§ Aim
Scan the data. Collect each line that contains the word "dollars".

§ Provided entries
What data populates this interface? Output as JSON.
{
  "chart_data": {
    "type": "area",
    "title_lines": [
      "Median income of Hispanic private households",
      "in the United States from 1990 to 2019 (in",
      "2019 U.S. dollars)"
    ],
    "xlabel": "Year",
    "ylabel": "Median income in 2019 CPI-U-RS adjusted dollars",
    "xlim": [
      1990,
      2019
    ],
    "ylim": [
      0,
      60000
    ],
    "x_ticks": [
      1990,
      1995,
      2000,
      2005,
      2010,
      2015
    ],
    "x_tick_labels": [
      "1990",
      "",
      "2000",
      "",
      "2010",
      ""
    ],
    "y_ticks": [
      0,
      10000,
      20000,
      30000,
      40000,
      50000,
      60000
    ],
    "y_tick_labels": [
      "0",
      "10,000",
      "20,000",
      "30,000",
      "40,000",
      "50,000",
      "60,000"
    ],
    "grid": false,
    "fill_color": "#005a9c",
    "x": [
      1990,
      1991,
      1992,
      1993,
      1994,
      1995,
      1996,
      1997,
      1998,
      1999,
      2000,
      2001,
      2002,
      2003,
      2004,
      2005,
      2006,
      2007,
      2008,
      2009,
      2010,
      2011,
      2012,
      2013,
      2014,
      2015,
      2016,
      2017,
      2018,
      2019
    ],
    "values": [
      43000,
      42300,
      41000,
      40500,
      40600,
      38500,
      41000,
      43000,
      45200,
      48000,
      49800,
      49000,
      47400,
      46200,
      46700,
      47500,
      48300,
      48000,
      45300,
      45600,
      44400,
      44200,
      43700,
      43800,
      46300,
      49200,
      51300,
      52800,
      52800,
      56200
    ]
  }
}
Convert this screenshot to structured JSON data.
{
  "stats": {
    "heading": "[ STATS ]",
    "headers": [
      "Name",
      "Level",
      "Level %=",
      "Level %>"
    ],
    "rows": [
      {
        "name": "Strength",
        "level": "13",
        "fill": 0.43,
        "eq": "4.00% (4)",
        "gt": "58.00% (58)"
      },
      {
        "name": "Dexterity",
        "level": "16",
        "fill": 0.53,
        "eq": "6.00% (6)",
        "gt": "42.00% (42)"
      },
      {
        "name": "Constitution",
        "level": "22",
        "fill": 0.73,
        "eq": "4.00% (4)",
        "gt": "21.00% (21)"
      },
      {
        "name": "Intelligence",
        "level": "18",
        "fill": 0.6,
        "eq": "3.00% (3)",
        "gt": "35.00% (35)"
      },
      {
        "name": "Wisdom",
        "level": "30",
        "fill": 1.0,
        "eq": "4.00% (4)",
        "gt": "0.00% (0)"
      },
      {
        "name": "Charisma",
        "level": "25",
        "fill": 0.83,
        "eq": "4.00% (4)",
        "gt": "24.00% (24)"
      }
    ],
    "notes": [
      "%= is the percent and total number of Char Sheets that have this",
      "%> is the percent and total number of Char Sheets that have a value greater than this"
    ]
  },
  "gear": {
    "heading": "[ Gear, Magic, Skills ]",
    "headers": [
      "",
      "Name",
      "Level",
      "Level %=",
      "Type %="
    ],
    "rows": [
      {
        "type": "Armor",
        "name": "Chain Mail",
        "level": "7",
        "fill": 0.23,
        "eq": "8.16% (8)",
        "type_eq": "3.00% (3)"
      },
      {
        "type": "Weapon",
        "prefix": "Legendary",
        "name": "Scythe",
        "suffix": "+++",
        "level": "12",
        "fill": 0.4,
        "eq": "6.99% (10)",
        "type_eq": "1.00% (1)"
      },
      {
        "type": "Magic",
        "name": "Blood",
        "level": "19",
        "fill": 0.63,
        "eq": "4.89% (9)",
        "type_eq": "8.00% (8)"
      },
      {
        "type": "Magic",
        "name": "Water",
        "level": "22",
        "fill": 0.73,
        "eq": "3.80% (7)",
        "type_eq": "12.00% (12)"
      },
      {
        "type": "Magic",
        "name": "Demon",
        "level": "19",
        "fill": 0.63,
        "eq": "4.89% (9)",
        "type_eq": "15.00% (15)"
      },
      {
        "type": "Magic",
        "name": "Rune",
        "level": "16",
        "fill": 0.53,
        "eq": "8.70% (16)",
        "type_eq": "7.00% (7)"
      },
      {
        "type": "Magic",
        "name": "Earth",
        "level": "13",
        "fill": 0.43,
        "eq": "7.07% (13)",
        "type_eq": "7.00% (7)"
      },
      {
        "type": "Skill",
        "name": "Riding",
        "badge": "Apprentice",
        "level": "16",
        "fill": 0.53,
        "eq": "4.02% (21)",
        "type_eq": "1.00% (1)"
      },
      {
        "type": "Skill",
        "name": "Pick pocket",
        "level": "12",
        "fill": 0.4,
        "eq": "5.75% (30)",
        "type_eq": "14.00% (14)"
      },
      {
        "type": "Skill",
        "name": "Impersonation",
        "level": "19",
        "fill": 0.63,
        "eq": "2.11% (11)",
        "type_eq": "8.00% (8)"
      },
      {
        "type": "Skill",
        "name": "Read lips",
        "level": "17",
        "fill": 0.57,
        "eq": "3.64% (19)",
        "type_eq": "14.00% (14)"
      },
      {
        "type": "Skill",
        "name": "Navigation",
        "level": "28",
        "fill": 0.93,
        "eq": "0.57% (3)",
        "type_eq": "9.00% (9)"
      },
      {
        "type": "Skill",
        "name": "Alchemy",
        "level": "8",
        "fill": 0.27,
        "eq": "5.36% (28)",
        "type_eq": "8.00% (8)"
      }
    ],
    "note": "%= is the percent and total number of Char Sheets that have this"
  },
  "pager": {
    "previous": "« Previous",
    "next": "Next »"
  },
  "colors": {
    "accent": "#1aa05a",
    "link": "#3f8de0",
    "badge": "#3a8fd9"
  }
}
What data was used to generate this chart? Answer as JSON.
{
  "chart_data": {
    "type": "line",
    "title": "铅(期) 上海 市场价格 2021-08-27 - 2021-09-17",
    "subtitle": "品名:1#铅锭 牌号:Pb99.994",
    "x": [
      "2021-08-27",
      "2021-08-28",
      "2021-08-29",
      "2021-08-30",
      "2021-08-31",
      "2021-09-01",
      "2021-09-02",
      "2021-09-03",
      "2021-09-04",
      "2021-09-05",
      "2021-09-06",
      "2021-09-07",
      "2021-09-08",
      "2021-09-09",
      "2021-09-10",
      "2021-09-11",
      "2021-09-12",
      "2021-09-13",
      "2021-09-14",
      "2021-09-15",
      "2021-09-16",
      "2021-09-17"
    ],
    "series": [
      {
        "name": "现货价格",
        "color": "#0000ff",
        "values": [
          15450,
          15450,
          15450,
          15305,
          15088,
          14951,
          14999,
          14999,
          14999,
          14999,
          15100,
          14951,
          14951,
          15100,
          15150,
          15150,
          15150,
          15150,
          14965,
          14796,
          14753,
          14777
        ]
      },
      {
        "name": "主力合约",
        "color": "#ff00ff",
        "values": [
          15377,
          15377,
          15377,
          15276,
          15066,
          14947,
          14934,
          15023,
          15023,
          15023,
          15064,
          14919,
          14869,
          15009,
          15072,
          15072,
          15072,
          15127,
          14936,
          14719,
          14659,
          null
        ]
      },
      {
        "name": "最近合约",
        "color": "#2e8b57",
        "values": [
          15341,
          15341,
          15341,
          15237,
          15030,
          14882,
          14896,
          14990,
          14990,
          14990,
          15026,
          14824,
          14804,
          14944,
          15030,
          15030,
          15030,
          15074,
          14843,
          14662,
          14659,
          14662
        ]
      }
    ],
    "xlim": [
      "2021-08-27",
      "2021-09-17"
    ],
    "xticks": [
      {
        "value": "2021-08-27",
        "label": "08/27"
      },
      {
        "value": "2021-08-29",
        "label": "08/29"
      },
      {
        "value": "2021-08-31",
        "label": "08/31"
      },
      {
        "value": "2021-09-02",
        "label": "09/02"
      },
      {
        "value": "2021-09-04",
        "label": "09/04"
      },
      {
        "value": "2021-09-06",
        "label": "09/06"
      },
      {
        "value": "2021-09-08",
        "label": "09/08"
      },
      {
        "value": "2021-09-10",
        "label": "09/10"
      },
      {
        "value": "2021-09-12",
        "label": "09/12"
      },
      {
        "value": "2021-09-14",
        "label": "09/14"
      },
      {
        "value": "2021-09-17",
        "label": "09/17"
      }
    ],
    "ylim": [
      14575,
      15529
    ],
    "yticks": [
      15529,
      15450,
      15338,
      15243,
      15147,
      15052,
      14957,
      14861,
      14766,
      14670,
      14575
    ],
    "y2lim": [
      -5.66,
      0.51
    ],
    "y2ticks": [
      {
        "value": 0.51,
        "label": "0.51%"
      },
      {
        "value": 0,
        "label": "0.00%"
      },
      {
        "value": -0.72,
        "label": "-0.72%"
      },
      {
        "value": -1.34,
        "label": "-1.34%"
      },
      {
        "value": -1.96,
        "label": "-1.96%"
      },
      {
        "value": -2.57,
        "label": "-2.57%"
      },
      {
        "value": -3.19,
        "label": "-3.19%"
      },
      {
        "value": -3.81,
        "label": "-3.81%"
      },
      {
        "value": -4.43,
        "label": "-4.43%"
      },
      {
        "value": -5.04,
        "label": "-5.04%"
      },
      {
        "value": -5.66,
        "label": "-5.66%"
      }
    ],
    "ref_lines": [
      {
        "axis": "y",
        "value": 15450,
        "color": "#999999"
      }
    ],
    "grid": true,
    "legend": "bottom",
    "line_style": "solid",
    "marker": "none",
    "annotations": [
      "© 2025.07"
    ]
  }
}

§ Right answer
      "2019 U.S. dollars)"
    "ylabel": "Median income in 2019 CPI-U-RS adjusted dollars",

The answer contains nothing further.